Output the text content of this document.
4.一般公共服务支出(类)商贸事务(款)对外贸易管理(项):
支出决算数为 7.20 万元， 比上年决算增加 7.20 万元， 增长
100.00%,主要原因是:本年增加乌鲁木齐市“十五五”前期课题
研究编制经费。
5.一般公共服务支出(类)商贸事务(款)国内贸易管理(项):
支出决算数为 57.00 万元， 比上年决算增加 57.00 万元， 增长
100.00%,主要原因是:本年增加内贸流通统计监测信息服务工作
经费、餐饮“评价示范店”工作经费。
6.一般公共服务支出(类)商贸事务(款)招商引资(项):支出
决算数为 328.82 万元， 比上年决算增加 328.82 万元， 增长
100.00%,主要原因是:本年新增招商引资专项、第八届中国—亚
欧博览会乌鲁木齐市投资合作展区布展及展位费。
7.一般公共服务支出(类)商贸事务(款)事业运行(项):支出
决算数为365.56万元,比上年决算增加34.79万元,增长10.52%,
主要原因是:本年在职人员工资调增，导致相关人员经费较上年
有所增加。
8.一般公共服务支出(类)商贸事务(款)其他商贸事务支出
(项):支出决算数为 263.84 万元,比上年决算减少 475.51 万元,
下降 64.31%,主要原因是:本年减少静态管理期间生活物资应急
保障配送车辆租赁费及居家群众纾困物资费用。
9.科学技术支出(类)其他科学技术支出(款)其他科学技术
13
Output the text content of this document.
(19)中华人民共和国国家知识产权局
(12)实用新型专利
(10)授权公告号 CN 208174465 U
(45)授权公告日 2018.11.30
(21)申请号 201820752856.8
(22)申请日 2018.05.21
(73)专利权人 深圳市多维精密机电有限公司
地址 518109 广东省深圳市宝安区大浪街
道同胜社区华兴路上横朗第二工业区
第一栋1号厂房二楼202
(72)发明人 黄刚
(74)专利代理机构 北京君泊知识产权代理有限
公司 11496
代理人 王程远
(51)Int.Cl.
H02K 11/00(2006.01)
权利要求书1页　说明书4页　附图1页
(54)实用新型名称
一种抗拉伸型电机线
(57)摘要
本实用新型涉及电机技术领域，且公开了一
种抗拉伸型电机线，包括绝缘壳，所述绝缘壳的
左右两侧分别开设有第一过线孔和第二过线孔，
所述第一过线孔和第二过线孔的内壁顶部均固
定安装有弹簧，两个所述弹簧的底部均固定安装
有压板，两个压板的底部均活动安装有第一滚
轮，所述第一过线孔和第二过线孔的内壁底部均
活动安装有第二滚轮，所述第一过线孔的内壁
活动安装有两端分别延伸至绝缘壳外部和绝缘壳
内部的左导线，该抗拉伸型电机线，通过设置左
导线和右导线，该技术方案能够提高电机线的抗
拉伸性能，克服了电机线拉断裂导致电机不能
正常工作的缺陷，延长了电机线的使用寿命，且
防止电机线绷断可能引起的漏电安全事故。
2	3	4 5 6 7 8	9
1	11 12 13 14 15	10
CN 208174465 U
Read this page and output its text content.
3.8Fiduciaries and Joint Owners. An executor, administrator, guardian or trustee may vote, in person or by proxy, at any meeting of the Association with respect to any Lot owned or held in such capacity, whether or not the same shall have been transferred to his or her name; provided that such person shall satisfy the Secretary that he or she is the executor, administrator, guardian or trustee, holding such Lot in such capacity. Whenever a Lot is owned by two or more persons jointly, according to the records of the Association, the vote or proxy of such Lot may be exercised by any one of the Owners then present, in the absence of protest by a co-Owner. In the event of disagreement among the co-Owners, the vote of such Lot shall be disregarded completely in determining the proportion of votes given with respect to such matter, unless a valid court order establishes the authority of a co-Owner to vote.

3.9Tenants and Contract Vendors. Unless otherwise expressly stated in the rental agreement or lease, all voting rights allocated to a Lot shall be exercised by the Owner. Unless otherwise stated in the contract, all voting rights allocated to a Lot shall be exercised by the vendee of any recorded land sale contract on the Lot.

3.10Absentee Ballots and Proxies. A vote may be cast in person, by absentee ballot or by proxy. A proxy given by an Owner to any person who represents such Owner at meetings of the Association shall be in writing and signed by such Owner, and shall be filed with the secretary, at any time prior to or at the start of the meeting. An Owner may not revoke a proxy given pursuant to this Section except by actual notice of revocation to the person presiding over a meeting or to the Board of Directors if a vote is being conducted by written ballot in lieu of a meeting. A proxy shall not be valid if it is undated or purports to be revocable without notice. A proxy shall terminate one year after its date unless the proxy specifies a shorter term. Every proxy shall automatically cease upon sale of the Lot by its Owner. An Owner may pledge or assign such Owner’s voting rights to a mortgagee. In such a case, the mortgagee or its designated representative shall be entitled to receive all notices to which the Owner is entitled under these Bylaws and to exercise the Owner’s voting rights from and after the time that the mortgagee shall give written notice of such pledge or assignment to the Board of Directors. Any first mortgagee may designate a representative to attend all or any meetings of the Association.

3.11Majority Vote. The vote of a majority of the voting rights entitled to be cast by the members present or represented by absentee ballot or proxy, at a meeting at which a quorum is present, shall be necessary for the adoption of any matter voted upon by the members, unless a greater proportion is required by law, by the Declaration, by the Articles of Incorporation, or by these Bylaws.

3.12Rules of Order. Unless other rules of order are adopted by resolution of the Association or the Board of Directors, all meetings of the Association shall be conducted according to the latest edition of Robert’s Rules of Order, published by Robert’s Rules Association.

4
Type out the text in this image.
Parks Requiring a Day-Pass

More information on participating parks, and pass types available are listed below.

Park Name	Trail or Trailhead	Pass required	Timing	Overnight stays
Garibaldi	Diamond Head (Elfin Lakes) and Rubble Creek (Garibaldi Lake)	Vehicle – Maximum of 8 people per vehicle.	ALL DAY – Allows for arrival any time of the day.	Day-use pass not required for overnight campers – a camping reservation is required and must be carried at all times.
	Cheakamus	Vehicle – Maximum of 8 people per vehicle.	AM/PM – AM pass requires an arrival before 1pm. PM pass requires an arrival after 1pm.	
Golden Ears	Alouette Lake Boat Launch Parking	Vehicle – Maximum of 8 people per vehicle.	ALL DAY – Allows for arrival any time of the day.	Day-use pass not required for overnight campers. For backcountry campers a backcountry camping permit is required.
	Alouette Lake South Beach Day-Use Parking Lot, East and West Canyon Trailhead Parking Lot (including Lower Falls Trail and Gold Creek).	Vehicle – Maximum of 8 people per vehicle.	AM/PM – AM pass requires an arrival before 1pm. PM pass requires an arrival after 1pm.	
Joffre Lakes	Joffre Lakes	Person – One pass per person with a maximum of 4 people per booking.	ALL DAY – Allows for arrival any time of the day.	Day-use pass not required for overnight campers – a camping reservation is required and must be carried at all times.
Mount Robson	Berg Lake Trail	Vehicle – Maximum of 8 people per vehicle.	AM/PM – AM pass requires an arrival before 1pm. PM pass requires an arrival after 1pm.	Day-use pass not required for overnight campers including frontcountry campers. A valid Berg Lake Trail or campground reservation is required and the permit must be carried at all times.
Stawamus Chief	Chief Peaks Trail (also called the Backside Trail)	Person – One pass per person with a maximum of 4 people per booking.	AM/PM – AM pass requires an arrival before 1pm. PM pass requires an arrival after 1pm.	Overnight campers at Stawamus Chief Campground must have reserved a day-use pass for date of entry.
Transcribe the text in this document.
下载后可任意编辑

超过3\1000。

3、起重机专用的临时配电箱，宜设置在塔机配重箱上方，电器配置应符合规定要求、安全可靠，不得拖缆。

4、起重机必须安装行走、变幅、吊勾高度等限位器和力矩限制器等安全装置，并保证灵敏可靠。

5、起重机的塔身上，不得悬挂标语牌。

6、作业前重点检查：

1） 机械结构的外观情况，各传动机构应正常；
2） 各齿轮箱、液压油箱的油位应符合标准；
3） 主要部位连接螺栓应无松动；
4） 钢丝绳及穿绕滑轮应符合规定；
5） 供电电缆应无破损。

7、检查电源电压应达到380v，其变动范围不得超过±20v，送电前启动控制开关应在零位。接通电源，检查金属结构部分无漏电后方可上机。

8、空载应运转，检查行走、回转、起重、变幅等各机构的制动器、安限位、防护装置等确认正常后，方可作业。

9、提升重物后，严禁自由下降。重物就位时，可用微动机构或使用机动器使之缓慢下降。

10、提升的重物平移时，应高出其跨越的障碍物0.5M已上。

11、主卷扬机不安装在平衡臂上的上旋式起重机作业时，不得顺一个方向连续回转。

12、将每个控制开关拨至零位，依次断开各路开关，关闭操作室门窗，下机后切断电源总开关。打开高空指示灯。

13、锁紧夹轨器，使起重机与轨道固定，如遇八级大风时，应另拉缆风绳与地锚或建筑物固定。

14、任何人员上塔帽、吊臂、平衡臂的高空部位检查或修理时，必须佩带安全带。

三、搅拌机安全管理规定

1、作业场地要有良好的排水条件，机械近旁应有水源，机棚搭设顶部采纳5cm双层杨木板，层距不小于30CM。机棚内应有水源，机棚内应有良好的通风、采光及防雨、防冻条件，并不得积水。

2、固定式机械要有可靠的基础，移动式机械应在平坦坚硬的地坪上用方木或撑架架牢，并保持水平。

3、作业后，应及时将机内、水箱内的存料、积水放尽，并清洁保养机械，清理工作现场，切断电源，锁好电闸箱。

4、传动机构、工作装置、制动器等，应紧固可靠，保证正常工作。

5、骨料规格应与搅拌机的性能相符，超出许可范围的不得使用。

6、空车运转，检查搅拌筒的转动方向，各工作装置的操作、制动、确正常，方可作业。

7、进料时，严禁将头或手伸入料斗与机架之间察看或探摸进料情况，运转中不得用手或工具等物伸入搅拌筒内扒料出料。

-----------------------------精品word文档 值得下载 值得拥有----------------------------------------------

------------------------------------------------------------------------

== Exercise task ==
Display every line of the listing that contains the string "text".

== The reply ==
Output the text content of this document.
Output the text content of this document.
Read this page and output its text content.
Type out the text in this image.
Transcribe the text in this document.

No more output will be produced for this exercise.